=== Task prompt ===
Copy all the entries word for word, but omit the pictures.

=== Task inputs ===
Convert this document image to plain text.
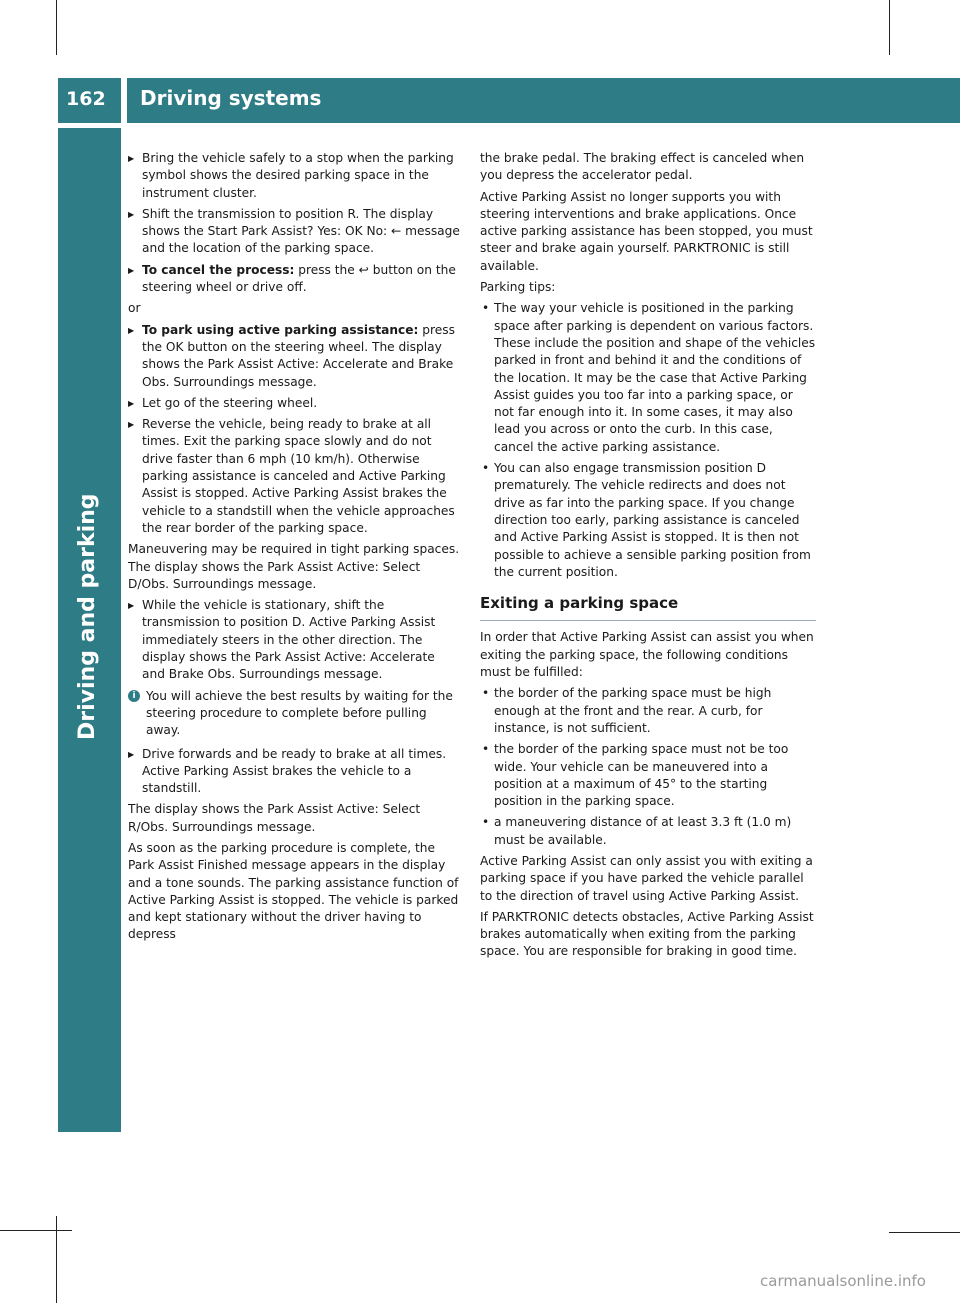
162	Driving systems
Driving and parking
▶ Bring the vehicle safely to a stop when the parking symbol shows the desired parking space in the instrument cluster.
▶ Shift the transmission to position R. The display shows the Start Park Assist? Yes: OK No: ← message and the location of the parking space.
▶ To cancel the process: press the ↩ button on the steering wheel or drive off.
or
▶ To park using active parking assistance: press the OK button on the steering wheel. The display shows the Park Assist Active: Accelerate and Brake Obs. Surroundings message.
▶ Let go of the steering wheel.
▶ Reverse the vehicle, being ready to brake at all times. Exit the parking space slowly and do not drive faster than 6 mph (10 km/h). Otherwise parking assistance is canceled and Active Parking Assist is stopped. Active Parking Assist brakes the vehicle to a standstill when the vehicle approaches the rear border of the parking space.
Maneuvering may be required in tight parking spaces. The display shows the Park Assist Active: Select D/Obs. Surroundings message.
▶ While the vehicle is stationary, shift the transmission to position D. Active Parking Assist immediately steers in the other direction. The display shows the Park Assist Active: Accelerate and Brake Obs. Surroundings message.
i You will achieve the best results by waiting for the steering procedure to complete before pulling away.
▶ Drive forwards and be ready to brake at all times. Active Parking Assist brakes the vehicle to a standstill.
The display shows the Park Assist Active: Select R/Obs. Surroundings message.
As soon as the parking procedure is complete, the Park Assist Finished message appears in the display and a tone sounds. The parking assistance function of Active Parking Assist is stopped. The vehicle is parked and kept stationary without the driver having to depress
the brake pedal. The braking effect is canceled when you depress the accelerator pedal.
Active Parking Assist no longer supports you with steering interventions and brake applications. Once active parking assistance has been stopped, you must steer and brake again yourself. PARKTRONIC is still available.
Parking tips:
• The way your vehicle is positioned in the parking space after parking is dependent on various factors. These include the position and shape of the vehicles parked in front and behind it and the conditions of the location. It may be the case that Active Parking Assist guides you too far into a parking space, or not far enough into it. In some cases, it may also lead you across or onto the curb. In this case, cancel the active parking assistance.
• You can also engage transmission position D prematurely. The vehicle redirects and does not drive as far into the parking space. If you change direction too early, parking assistance is canceled and Active Parking Assist is stopped. It is then not possible to achieve a sensible parking position from the current position.
Exiting a parking space
In order that Active Parking Assist can assist you when exiting the parking space, the following conditions must be fulfilled:
• the border of the parking space must be high enough at the front and the rear. A curb, for instance, is not sufficient.
• the border of the parking space must not be too wide. Your vehicle can be maneuvered into a position at a maximum of 45° to the starting position in the parking space.
• a maneuvering distance of at least 3.3 ft (1.0 m) must be available.
Active Parking Assist can only assist you with exiting a parking space if you have parked the vehicle parallel to the direction of travel using Active Parking Assist.
If PARKTRONIC detects obstacles, Active Parking Assist brakes automatically when exiting from the parking space. You are responsible for braking in good time.
carmanualsonline.info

=== Output below ===
Convert this document image to plain text.
162	Driving systems
Driving and parking
▶ Bring the vehicle safely to a stop when the parking symbol shows the desired parking space in the instrument cluster.
▶ Shift the transmission to position R. The display shows the Start Park Assist? Yes: OK No: ← message and the location of the parking space.
▶ To cancel the process: press the ↩ button on the steering wheel or drive off.
or
▶ To park using active parking assistance: press the OK button on the steering wheel. The display shows the Park Assist Active: Accelerate and Brake Obs. Surroundings message.
▶ Let go of the steering wheel.
▶ Reverse the vehicle, being ready to brake at all times. Exit the parking space slowly and do not drive faster than 6 mph (10 km/h). Otherwise parking assistance is canceled and Active Parking Assist is stopped. Active Parking Assist brakes the vehicle to a standstill when the vehicle approaches the rear border of the parking space.
Maneuvering may be required in tight parking spaces. The display shows the Park Assist Active: Select D/Obs. Surroundings message.
▶ While the vehicle is stationary, shift the transmission to position D. Active Parking Assist immediately steers in the other direction. The display shows the Park Assist Active: Accelerate and Brake Obs. Surroundings message.
i You will achieve the best results by waiting for the steering procedure to complete before pulling away.
▶ Drive forwards and be ready to brake at all times. Active Parking Assist brakes the vehicle to a standstill.
The display shows the Park Assist Active: Select R/Obs. Surroundings message.
As soon as the parking procedure is complete, the Park Assist Finished message appears in the display and a tone sounds. The parking assistance function of Active Parking Assist is stopped. The vehicle is parked and kept stationary without the driver having to depress
the brake pedal. The braking effect is canceled when you depress the accelerator pedal.
Active Parking Assist no longer supports you with steering interventions and brake applications. Once active parking assistance has been stopped, you must steer and brake again yourself. PARKTRONIC is still available.
Parking tips:
• The way your vehicle is positioned in the parking space after parking is dependent on various factors. These include the position and shape of the vehicles parked in front and behind it and the conditions of the location. It may be the case that Active Parking Assist guides you too far into a parking space, or not far enough into it. In some cases, it may also lead you across or onto the curb. In this case, cancel the active parking assistance.
• You can also engage transmission position D prematurely. The vehicle redirects and does not drive as far into the parking space. If you change direction too early, parking assistance is canceled and Active Parking Assist is stopped. It is then not possible to achieve a sensible parking position from the current position.
Exiting a parking space
In order that Active Parking Assist can assist you when exiting the parking space, the following conditions must be fulfilled:
• the border of the parking space must be high enough at the front and the rear. A curb, for instance, is not sufficient.
• the border of the parking space must not be too wide. Your vehicle can be maneuvered into a position at a maximum of 45° to the starting position in the parking space.
• a maneuvering distance of at least 3.3 ft (1.0 m) must be available.
Active Parking Assist can only assist you with exiting a parking space if you have parked the vehicle parallel to the direction of travel using Active Parking Assist.
If PARKTRONIC detects obstacles, Active Parking Assist brakes automatically when exiting from the parking space. You are responsible for braking in good time.
carmanualsonline.info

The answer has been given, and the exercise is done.